Data entries

┏━━

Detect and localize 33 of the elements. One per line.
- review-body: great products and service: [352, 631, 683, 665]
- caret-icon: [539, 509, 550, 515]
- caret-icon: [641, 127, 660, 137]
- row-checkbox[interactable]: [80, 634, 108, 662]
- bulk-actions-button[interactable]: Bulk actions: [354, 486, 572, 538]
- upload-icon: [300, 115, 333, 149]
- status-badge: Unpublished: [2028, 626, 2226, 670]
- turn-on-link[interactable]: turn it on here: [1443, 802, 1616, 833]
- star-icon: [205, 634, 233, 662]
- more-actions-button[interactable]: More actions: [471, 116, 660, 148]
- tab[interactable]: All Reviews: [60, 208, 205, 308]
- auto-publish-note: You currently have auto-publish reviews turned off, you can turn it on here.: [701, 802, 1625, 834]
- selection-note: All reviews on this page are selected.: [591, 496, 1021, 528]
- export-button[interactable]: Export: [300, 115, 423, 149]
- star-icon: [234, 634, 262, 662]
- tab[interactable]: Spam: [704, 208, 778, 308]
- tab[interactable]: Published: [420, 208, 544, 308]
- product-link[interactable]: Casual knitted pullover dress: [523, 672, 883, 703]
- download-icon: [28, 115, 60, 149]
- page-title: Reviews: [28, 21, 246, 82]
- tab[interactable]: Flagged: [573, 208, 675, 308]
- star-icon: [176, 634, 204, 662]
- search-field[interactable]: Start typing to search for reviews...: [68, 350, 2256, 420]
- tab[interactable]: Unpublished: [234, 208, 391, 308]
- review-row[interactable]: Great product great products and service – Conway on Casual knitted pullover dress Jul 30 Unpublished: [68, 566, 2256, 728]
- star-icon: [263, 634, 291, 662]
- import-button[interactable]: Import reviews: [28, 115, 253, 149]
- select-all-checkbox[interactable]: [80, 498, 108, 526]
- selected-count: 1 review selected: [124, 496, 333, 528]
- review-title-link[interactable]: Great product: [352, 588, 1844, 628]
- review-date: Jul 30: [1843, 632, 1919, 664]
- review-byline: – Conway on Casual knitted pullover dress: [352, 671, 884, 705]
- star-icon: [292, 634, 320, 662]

┗━━

**Task**.
Turn each line of the material above into a JSON list of strings, one string per line, leaving out any blank lines.

**Correct output**.
[
  "Detect and localize 33 of the elements. One per line.",
  "- review-body: great products and service: [352, 631, 683, 665]",
  "- caret-icon: [539, 509, 550, 515]",
  "- caret-icon: [641, 127, 660, 137]",
  "- row-checkbox[interactable]: [80, 634, 108, 662]",
  "- bulk-actions-button[interactable]: Bulk actions: [354, 486, 572, 538]",
  "- upload-icon: [300, 115, 333, 149]",
  "- status-badge: Unpublished: [2028, 626, 2226, 670]",
  "- turn-on-link[interactable]: turn it on here: [1443, 802, 1616, 833]",
  "- star-icon: [205, 634, 233, 662]",
  "- more-actions-button[interactable]: More actions: [471, 116, 660, 148]",
  "- tab[interactable]: All Reviews: [60, 208, 205, 308]",
  "- auto-publish-note: You currently have auto-publish reviews turned off, you can turn it on here.: [701, 802, 1625, 834]",
  "- selection-note: All reviews on this page are selected.: [591, 496, 1021, 528]",
  "- export-button[interactable]: Export: [300, 115, 423, 149]",
  "- star-icon: [234, 634, 262, 662]",
  "- tab[interactable]: Spam: [704, 208, 778, 308]",
  "- tab[interactable]: Published: [420, 208, 544, 308]",
  "- product-link[interactable]: Casual knitted pullover dress: [523, 672, 883, 703]",
  "- download-icon: [28, 115, 60, 149]",
  "- page-title: Reviews: [28, 21, 246, 82]",
  "- tab[interactable]: Flagged: [573, 208, 675, 308]",
  "- star-icon: [176, 634, 204, 662]",
  "- search-field[interactable]: Start typing to search for reviews...: [68, 350, 2256, 420]",
  "- tab[interactable]: Unpublished: [234, 208, 391, 308]",
  "- review-row[interactable]: Great product great products and service – Conway on Casual knitted pullover dress Jul 30 Unpublished: [68, 566, 2256, 728]",
  "- star-icon: [263, 634, 291, 662]",
  "- import-button[interactable]: Import reviews: [28, 115, 253, 149]",
  "- select-all-checkbox[interactable]: [80, 498, 108, 526]",
  "- selected-count: 1 review selected: [124, 496, 333, 528]",
  "- review-title-link[interactable]: Great product: [352, 588, 1844, 628]",
  "- review-date: Jul 30: [1843, 632, 1919, 664]",
  "- review-byline: – Conway on Casual knitted pullover dress: [352, 671, 884, 705]",
  "- star-icon: [292, 634, 320, 662]"
]